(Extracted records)
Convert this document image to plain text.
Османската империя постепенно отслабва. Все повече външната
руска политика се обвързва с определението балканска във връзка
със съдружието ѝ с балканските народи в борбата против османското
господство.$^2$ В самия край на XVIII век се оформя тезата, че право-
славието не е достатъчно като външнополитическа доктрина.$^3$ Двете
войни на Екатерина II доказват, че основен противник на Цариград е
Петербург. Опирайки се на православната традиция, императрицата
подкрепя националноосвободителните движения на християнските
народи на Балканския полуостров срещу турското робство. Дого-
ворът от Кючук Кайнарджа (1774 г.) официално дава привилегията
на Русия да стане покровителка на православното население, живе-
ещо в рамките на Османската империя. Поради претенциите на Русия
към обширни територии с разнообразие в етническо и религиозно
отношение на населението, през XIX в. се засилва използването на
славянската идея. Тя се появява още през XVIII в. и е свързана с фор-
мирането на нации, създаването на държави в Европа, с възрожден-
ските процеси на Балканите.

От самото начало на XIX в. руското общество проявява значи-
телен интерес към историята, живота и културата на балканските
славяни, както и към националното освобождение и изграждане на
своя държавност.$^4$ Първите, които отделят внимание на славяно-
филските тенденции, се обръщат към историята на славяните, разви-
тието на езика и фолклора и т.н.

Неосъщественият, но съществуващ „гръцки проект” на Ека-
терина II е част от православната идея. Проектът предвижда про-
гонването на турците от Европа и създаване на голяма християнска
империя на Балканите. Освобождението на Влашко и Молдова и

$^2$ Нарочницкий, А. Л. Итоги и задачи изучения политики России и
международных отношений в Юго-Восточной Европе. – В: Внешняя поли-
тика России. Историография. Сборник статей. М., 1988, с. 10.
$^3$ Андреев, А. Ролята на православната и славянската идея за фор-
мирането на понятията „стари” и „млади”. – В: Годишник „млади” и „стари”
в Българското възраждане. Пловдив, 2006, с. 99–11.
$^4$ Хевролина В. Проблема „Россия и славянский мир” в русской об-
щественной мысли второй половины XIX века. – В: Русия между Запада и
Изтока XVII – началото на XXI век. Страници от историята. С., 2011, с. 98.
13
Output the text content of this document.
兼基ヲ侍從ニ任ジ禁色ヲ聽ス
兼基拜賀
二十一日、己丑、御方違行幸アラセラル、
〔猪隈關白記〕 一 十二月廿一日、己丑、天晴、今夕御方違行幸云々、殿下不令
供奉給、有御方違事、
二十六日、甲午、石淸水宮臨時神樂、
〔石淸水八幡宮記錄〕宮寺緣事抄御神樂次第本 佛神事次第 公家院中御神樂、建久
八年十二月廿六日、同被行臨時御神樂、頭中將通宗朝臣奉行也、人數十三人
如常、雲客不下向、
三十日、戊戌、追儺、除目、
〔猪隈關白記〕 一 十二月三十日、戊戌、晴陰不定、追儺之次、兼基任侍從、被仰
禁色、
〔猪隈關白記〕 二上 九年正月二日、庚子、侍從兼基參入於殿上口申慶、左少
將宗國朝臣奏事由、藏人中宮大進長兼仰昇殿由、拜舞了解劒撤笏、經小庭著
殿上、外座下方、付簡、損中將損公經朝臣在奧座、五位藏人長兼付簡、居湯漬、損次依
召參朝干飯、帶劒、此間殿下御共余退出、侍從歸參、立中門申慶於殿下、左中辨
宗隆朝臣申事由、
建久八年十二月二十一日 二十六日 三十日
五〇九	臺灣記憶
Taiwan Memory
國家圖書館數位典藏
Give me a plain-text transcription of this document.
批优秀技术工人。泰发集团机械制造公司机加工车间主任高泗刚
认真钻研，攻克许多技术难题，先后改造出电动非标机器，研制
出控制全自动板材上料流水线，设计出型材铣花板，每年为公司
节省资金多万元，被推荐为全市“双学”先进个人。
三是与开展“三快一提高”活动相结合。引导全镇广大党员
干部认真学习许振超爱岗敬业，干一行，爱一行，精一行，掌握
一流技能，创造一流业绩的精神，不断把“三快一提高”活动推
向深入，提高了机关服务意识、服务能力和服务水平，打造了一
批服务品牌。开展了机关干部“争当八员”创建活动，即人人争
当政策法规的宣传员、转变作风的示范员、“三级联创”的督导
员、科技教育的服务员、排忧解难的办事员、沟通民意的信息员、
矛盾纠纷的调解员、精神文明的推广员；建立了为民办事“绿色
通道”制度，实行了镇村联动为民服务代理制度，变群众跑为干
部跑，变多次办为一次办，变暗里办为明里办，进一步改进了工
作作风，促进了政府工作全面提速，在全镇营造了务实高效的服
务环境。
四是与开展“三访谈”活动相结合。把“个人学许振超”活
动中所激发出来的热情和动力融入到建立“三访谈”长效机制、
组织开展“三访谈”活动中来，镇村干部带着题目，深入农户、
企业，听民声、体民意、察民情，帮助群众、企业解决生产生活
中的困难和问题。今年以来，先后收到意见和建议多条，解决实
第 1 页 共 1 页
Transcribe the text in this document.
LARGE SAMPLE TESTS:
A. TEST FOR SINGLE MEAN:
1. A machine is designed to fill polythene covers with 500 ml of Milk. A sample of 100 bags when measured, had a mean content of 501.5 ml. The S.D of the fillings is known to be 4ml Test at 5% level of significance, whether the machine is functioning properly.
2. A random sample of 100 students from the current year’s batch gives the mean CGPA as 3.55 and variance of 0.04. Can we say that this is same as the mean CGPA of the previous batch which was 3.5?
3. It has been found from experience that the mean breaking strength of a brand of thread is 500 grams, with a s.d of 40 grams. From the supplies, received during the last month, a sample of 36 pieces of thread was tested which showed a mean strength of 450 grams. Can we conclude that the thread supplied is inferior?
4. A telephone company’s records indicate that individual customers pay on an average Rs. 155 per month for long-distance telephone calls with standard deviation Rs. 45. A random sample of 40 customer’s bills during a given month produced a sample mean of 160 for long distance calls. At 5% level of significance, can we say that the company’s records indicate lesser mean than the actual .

_EXERCISE GOAL_
Look through the entries and return every line where "Европа" appears.

_RESPONSE_
мирането на нации, създаването на държави в Европа, с възрожден-
гонването на турците от Европа и създаване на голяма християнска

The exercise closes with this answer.